-- start --
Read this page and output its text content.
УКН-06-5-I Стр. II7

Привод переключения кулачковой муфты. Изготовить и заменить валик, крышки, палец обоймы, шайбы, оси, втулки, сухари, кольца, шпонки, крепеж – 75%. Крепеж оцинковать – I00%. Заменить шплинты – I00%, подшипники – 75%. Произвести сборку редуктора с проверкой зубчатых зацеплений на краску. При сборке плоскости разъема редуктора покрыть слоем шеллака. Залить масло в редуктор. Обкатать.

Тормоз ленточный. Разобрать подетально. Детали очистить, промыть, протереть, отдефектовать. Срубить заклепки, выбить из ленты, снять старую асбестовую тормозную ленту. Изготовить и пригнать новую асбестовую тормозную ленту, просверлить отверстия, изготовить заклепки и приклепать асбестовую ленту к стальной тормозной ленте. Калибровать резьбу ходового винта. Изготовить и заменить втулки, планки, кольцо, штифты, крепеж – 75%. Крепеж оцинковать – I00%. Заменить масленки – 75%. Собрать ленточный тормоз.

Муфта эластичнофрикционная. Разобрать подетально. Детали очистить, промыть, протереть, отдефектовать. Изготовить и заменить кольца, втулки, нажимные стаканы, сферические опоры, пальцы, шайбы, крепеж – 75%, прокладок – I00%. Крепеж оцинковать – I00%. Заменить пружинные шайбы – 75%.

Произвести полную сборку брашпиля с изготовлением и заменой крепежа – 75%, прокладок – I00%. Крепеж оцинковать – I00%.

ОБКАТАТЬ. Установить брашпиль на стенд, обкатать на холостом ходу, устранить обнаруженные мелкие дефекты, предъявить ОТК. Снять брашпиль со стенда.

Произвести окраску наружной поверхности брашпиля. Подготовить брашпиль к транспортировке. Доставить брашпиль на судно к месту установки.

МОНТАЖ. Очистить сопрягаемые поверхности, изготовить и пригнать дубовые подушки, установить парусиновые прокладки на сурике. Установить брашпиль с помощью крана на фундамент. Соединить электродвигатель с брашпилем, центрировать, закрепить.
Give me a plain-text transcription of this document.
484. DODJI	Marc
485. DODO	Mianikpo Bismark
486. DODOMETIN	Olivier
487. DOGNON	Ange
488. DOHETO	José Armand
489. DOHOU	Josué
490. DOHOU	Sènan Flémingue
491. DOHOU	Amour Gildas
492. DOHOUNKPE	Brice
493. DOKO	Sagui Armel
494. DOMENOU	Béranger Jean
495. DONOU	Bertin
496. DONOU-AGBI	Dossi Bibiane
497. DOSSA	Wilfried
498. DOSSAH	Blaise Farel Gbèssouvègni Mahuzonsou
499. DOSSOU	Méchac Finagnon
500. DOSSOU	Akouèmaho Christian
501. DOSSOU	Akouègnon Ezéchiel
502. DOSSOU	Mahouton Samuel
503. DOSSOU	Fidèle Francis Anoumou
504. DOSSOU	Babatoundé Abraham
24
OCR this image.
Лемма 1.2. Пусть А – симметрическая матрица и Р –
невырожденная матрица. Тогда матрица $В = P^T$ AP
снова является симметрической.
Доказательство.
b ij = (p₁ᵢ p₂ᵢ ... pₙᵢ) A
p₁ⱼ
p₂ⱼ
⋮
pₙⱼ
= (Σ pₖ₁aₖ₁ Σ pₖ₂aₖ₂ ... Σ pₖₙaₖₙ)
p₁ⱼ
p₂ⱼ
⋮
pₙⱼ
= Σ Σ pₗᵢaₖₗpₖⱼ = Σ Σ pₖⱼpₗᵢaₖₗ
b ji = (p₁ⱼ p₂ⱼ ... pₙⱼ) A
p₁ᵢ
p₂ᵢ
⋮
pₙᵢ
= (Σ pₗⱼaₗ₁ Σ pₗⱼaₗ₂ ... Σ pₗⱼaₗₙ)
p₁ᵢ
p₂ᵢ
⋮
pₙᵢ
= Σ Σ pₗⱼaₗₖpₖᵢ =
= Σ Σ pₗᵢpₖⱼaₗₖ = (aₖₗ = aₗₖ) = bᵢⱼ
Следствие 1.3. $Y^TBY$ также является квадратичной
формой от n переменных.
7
-- end --
Goal of the exercise: Locate the line with "OCR this image." in the entries above; extract it and every line after it, verbatim.

Full response:
OCR this image.
Лемма 1.2. Пусть А – симметрическая матрица и Р –
невырожденная матрица. Тогда матрица $В = P^T$ AP
снова является симметрической.
Доказательство.
b ij = (p₁ᵢ p₂ᵢ ... pₙᵢ) A
p₁ⱼ
p₂ⱼ
⋮
pₙⱼ
= (Σ pₖ₁aₖ₁ Σ pₖ₂aₖ₂ ... Σ pₖₙaₖₙ)
p₁ⱼ
p₂ⱼ
⋮
pₙⱼ
= Σ Σ pₗᵢaₖₗpₖⱼ = Σ Σ pₖⱼpₗᵢaₖₗ
b ji = (p₁ⱼ p₂ⱼ ... pₙⱼ) A
p₁ᵢ
p₂ᵢ
⋮
pₙᵢ
= (Σ pₗⱼaₗ₁ Σ pₗⱼaₗ₂ ... Σ pₗⱼaₗₙ)
p₁ᵢ
p₂ᵢ
⋮
pₙᵢ
= Σ Σ pₗⱼaₗₖpₖᵢ =
= Σ Σ pₗᵢpₖⱼaₗₖ = (aₖₗ = aₗₖ) = bᵢⱼ
Следствие 1.3. $Y^TBY$ также является квадратичной
формой от n переменных.
7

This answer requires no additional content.